Extrait -
========================================

L'autre soir, à l'UGC Danton, une publicité cinématographique a attiré mon attention : il s'agissait de deux compères écroulés de rire, qui se racontaient un truc énorme. L'un des deux était placé devant une pile de réfrigérateurs. On ne comprenait pas très bien, et à la fin il nous était recommandé d'aller nous plier en deux à notre tour à la Monnaie de Paris, qui présente en ce moment (et jusqu'au 17 juillet) une exposition de Bertrand Lavier intitulée Merci Raymond by Bertrand Lavier. J'y suis donc allé avec curiosité. Dès l'escalier d'honneur, j'ai été accueilli par Objet Dard, grande dalle de granit olive sur laquelle sont gravés en rose, à l'instar des monuments commémoratifs des guerres mondiales (il y en a deux au bas de l'escalier), non pas des noms de morts pour la France, mais les titres des romans de Frédéric Dard (= d'Art) dits San Antonio dans l'ordre chronologique. Vous savez, Pleins feux sur le tutu, Si queue d'âne m'était conté ou Mon culte sur la commode... Bizarrement je n'ai pas ri, plaçant mes espoirs dans le « chantier 4 » un peu plus loin (Bertrand Lavier ne parle pas d'oeuvres pour ce qui le concerne, mais de chantiers), en l'occurrence un chantier nommé Il y a six troènes entre Matiz et Picasso.

========================================

Ensemble d'entrées -
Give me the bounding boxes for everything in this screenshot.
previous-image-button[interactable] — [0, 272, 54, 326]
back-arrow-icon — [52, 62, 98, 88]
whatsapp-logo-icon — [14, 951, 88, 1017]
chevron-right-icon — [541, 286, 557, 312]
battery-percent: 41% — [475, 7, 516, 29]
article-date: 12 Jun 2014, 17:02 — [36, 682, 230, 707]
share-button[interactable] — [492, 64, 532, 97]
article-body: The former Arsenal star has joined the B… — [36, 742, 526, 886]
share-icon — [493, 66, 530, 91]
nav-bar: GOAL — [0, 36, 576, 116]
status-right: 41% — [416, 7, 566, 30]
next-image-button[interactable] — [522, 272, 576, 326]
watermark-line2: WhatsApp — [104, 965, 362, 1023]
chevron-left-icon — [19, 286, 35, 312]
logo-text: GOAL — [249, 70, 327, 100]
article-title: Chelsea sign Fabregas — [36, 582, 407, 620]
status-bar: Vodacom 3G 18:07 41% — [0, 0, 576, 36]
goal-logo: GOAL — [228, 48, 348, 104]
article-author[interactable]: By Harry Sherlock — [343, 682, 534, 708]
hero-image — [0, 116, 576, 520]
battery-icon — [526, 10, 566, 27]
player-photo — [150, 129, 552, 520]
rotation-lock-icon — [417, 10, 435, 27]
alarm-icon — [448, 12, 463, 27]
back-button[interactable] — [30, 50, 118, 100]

========================================

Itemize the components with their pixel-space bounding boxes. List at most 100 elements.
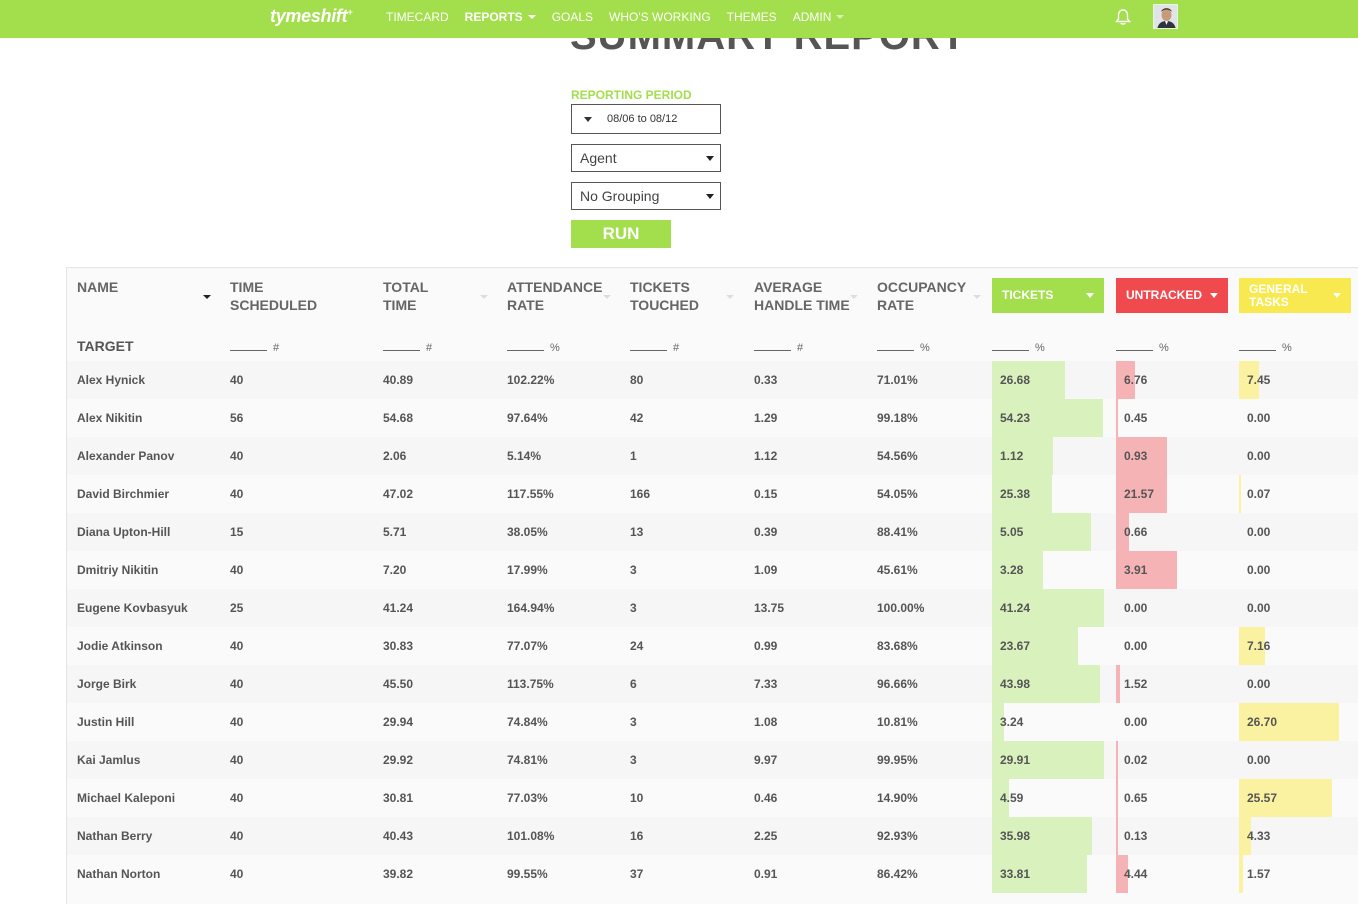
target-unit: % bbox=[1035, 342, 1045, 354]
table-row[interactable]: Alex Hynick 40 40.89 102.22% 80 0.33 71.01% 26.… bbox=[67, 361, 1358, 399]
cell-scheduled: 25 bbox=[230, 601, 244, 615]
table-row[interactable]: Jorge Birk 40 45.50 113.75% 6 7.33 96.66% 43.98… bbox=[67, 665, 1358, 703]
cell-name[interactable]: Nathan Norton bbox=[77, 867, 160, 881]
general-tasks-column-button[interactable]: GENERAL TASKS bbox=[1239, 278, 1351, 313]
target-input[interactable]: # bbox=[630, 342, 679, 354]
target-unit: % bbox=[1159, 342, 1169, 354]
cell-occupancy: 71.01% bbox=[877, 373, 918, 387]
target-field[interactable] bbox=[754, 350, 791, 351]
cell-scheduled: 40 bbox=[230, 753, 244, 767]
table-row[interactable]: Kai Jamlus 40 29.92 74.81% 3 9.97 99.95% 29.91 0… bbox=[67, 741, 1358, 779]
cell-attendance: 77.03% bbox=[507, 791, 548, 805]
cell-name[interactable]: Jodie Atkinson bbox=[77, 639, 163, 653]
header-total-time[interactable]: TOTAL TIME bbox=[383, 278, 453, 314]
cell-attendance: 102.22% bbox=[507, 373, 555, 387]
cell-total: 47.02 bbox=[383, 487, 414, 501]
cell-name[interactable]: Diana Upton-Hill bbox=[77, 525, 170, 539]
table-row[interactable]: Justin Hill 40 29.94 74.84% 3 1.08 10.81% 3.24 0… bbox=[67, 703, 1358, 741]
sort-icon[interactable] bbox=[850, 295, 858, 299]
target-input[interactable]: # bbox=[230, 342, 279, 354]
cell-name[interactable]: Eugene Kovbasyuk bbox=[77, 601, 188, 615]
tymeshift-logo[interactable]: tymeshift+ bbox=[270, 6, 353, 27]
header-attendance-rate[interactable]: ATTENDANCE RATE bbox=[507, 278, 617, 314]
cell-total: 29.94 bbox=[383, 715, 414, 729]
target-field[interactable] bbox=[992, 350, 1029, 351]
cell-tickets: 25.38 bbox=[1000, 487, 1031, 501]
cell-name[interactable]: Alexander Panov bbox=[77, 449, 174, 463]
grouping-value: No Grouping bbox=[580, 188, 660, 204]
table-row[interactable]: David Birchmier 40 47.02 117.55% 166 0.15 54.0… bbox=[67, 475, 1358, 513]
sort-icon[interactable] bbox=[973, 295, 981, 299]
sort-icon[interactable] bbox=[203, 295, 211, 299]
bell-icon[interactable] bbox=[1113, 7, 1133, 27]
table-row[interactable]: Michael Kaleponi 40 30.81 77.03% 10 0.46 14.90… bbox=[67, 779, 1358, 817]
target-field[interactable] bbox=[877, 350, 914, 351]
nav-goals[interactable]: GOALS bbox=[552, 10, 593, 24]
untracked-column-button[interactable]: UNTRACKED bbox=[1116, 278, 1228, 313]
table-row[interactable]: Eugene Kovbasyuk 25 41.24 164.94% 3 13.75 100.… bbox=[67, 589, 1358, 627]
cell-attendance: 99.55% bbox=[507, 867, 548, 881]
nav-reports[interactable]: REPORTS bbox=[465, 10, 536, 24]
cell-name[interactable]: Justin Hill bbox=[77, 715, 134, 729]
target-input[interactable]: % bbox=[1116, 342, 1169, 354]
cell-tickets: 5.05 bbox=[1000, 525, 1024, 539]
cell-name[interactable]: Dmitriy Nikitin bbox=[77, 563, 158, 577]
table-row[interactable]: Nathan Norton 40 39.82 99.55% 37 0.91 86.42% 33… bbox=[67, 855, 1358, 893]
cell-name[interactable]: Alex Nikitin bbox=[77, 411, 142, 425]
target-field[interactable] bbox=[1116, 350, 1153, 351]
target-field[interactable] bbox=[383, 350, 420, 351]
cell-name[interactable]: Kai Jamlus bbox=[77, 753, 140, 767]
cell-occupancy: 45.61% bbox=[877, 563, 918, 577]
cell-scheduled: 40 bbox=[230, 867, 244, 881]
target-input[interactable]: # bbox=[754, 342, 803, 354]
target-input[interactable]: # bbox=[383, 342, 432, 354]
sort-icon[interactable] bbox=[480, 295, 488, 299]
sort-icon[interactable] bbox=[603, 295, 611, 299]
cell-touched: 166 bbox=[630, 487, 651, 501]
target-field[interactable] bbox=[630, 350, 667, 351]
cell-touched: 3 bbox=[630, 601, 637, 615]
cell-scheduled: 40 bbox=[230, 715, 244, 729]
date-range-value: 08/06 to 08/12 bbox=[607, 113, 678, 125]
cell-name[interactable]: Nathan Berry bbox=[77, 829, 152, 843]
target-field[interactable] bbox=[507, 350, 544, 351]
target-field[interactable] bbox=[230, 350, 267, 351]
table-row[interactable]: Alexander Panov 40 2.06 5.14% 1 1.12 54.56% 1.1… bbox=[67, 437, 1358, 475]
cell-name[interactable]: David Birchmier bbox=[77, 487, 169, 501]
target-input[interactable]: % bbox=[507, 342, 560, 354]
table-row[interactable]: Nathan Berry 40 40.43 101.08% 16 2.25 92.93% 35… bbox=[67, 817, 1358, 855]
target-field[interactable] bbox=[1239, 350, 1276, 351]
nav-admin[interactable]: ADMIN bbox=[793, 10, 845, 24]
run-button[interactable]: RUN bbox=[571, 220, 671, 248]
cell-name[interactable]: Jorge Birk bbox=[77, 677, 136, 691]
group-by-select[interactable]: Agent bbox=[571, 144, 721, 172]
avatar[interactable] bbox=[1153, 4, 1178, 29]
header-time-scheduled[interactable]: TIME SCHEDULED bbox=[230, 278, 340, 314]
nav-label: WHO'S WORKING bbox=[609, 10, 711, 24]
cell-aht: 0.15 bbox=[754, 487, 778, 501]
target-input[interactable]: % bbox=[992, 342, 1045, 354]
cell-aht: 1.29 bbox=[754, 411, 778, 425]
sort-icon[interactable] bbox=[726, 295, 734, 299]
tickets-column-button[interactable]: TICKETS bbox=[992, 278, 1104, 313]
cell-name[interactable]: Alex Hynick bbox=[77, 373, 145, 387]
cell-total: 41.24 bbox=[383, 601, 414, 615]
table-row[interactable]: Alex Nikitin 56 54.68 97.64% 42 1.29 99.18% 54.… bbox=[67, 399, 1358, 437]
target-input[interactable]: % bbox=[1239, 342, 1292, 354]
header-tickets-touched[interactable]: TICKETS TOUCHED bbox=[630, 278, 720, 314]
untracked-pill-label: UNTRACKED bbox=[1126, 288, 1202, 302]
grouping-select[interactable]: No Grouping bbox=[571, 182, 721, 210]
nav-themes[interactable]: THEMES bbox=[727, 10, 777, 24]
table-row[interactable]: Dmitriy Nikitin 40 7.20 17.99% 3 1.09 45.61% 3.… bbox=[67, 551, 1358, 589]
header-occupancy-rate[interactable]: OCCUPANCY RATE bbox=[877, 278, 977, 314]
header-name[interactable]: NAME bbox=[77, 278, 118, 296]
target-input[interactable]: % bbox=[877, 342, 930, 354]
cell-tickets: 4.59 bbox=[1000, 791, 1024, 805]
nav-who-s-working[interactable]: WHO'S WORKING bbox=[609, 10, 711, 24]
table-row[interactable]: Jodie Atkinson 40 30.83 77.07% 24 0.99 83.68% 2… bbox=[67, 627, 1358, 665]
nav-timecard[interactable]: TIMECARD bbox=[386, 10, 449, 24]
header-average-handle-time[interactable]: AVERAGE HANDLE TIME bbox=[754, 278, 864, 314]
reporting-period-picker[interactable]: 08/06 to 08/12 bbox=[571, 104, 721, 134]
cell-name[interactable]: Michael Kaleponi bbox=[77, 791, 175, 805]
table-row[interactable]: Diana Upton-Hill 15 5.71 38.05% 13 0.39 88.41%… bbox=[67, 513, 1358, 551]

========================================

À faire - Prolongez le texte sur l'exposition de Bertrand Lavier à la Monnaie de Paris en reprenant juste après sa dernière phrase.

Résultat -
Là, j'ai deviné ce qui faisait se tordre les types du cinéma : entre une C2 Picasso rouge et une Ford Matiz bleue ( = Matisse, le grand ami et rival de Picasso), sont bien rangés six troènes (= citroën, vous avez saisi ?). Je n'ai pas ri davantage, mais j'ai mieux compris qu'il s'agissait de rendre hommage à Raymond Hains, le célèbre lacérateur d'affiches et ami de Lavier, qui n'aimait rien tant que les rimes incongrues, les allitérations et les paronomases. Le chantier suivant est baptisé Stellas. C'est le nom du fondateur du minimalisme international, mais aussi celui d'une marque de bière, qui est naturellement là. Il y a une reproduction en néons d'une toile de Stella à base de ses fameuses bandes (stripe painting). Ces néons ont grosso modo la forme d'un Z. Lavier lui répond, sur le beau miroir de la salle Varin de la Monnaie qui lui fait face, par un Z tracé à l'aide de sa « touche van Gogh ». Ce Z est une référence à Maurizio Cattelan qui avait parodié les lacérations de Lucio Fontana en lacérant à son tour une toile du signe de Zorro. Il paraît que Raymon Hains aurait adoré, en tant qu'adepte de la pansémiotique (théorie selon laquelle tout dans le cosmos est signe appelé à être décodé).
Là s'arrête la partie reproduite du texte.